Les plans de la basilique montrent que l’axe médian de la nef, depuis le trumeau du narthex jusqu’au seuil du chœur, se brise en ce point et que l’axe médian du chœur dévie d’environ 2 degrés vers l’Est. Comme les taches de lumière se forment le long de la nef, c’est l’azimut de celle-ci qui nous importe ; du reste, connaissant l’un, il est aisé d’obtenir l’autre. 
Une vue aérienne présentée par Google-Earth permet d’estimer l’axe « global » de la basilique comme situé dans l’azimut 80° comptés depuis le Nord et en sens horloge. 
Mais nous disposons aussi d’une photographie prise par Monsieur Charles-Henri Eyraud, depuis le fond de la nef, le 22 mai 2001, lorsque le Soleil traversant le vitrail central du chœur, s’aligne exactement dans l’axe médian du chœur.

Voici les paramètres établis à partir de cette photo que nous considérons comme le document essentiel pour la mesure de l’azimut qui nous occupe ici.

§ LE MATÉRIEL
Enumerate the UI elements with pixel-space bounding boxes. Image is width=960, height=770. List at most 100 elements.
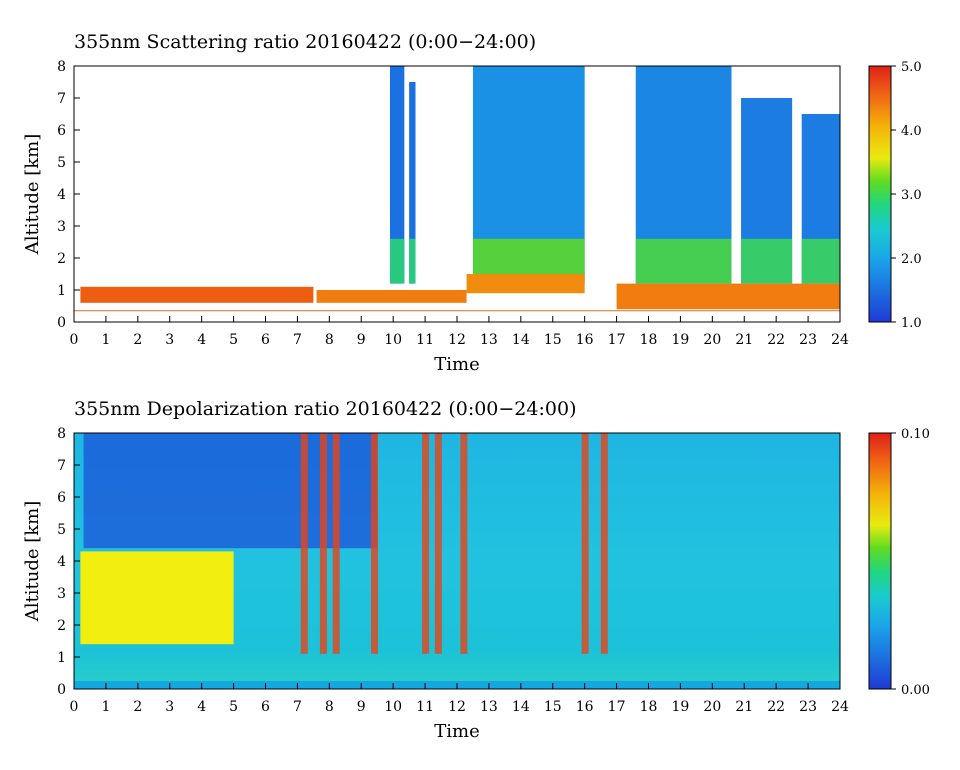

§ CONSIGNE
Recopiez mot pour mot le passage du texte sur l'axe de la basilique qui va de « Mais nous disposons » jusqu'à « nous occupe ici. », ces deux bouts compris. Le matériel n'a aucun rapport avec le texte choisi.

§ RÉPONSE ATTENDUE
Mais nous disposons aussi d’une photographie prise par Monsieur Charles-Henri Eyraud, depuis le fond de la nef, le 22 mai 2001, lorsque le Soleil traversant le vitrail central du chœur, s’aligne exactement dans l’axe médian du chœur.

Voici les paramètres établis à partir de cette photo que nous considérons comme le document essentiel pour la mesure de l’azimut qui nous occupe ici.